• _Assignment_
Search the material below for the string "title" and extract each line that has it.

• _Source material_
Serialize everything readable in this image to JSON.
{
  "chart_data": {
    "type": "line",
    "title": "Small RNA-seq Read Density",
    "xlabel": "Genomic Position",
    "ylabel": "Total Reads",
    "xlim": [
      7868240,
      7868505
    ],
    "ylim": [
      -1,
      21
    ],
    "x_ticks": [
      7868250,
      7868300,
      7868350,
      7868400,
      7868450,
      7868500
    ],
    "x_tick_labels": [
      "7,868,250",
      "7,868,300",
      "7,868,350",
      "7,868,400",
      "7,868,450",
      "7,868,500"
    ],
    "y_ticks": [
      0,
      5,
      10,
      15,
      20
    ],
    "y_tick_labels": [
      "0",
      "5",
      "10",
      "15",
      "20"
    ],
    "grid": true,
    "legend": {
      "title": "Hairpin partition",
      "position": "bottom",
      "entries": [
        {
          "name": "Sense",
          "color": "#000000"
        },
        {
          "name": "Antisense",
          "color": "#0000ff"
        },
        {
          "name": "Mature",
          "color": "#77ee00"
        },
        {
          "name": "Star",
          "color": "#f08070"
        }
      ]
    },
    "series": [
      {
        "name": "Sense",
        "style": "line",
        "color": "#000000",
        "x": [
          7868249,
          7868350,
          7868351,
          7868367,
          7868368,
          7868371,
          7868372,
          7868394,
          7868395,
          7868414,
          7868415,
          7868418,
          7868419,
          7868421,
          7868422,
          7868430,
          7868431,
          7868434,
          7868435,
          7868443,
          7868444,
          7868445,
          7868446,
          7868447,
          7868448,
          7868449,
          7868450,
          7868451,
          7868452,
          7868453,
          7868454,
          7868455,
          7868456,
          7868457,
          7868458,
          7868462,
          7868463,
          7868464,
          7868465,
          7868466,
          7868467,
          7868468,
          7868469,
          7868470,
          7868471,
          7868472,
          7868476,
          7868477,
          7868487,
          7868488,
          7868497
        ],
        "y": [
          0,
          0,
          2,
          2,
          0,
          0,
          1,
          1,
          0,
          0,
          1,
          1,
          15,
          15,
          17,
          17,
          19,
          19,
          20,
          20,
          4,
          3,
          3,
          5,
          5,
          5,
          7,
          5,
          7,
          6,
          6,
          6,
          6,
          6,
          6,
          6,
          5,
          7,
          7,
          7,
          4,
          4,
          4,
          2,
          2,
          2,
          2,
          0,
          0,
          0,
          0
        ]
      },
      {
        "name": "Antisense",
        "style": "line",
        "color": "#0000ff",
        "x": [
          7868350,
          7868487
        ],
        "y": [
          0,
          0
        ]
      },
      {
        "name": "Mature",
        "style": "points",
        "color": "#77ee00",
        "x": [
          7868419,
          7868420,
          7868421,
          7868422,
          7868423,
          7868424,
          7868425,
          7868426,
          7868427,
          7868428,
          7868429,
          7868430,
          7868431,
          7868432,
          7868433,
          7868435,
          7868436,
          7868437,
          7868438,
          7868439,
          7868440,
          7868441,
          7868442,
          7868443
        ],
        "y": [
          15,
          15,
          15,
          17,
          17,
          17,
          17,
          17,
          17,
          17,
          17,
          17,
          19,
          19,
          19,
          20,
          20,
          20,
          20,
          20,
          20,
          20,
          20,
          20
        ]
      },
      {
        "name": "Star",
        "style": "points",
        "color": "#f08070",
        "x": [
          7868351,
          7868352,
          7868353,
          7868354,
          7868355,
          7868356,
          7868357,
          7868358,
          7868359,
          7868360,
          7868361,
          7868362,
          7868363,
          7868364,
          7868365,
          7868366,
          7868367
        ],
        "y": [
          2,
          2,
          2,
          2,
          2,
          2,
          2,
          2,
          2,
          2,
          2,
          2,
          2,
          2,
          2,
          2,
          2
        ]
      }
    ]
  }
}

• _Task answer_
    "title": "Small RNA-seq Read Density",
      "title": "Hairpin partition",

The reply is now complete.